Report each line from the entries below that contains the string "label", copying every such line in full.

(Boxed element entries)
+++

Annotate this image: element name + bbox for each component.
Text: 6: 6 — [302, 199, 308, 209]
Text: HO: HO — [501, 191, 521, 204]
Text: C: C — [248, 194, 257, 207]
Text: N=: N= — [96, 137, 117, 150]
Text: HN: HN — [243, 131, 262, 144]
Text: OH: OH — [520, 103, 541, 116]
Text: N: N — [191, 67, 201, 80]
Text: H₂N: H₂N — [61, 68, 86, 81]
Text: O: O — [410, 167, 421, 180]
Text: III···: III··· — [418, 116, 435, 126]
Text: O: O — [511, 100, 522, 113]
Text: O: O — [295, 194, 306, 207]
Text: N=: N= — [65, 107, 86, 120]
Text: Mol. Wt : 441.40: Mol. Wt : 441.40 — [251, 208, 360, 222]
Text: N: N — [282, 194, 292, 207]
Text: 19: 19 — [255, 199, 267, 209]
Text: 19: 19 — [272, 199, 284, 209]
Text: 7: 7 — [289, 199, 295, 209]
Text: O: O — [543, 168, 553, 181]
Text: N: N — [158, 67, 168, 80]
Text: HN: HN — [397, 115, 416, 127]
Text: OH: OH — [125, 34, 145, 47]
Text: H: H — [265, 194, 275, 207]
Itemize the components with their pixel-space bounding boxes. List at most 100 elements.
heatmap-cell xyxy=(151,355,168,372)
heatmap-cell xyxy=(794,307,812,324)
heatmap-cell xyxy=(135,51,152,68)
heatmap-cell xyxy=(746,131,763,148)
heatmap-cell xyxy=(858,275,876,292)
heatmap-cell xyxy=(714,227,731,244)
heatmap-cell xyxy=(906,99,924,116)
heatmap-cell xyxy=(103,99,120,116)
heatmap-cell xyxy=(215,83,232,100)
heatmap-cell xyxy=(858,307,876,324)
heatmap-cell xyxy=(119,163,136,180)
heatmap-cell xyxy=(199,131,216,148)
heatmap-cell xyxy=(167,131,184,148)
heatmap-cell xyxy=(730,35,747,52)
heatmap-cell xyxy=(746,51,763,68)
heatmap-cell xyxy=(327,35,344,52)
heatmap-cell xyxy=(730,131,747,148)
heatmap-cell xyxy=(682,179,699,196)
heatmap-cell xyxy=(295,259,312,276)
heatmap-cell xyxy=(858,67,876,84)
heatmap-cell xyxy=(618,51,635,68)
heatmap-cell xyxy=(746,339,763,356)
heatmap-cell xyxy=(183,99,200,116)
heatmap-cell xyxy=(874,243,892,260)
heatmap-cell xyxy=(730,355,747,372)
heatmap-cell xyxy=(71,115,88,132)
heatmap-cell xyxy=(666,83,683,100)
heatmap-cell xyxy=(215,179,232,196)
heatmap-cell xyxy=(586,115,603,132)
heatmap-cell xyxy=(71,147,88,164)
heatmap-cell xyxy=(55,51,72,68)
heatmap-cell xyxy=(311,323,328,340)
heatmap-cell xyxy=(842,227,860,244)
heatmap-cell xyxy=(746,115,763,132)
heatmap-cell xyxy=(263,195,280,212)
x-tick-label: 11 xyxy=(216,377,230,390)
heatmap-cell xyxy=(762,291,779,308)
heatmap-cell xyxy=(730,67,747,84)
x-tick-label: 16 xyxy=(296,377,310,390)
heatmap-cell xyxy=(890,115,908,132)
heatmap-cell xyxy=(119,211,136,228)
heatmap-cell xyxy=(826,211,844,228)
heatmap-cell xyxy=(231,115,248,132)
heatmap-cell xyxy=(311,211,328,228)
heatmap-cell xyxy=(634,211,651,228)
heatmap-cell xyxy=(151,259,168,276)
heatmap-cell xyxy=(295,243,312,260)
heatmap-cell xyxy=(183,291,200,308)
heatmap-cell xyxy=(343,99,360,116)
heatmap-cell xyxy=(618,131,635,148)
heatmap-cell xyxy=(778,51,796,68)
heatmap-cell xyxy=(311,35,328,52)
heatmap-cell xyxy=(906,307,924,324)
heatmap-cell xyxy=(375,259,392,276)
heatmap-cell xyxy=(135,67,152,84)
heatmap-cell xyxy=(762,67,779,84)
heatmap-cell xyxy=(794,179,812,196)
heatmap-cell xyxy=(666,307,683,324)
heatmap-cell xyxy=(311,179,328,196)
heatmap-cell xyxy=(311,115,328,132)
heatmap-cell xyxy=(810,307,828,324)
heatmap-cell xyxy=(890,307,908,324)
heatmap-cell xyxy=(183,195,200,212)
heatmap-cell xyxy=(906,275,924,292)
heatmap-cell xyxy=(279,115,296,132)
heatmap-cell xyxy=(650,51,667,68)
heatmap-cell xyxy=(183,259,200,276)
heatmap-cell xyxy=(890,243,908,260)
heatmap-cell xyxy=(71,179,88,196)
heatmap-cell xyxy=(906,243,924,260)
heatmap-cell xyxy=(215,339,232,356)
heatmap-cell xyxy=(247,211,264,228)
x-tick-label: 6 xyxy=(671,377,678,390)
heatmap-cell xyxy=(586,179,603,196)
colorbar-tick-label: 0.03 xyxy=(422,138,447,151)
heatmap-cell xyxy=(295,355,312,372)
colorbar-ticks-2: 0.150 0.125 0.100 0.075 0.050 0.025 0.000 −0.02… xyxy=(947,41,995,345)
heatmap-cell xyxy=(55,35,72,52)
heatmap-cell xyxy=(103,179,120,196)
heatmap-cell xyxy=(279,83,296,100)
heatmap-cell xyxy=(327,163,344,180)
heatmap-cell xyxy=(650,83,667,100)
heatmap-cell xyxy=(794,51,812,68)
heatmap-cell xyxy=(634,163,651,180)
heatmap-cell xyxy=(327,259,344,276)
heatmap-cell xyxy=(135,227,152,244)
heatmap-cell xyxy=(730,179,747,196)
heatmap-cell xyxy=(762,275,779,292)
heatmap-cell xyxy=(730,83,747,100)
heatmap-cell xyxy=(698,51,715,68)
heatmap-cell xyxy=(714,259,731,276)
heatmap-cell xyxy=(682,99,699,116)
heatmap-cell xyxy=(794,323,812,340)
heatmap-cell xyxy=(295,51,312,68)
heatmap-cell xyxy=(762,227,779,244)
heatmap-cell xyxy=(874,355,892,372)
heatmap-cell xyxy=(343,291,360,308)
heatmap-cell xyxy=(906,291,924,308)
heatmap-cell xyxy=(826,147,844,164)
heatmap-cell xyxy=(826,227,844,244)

+++

## The completed task
x-tick-label: 11 xyxy=(216,377,230,390)
x-tick-label: 16 xyxy=(296,377,310,390)
x-tick-label: 6 xyxy=(671,377,678,390)
colorbar-tick-label: 0.03 xyxy=(422,138,447,151)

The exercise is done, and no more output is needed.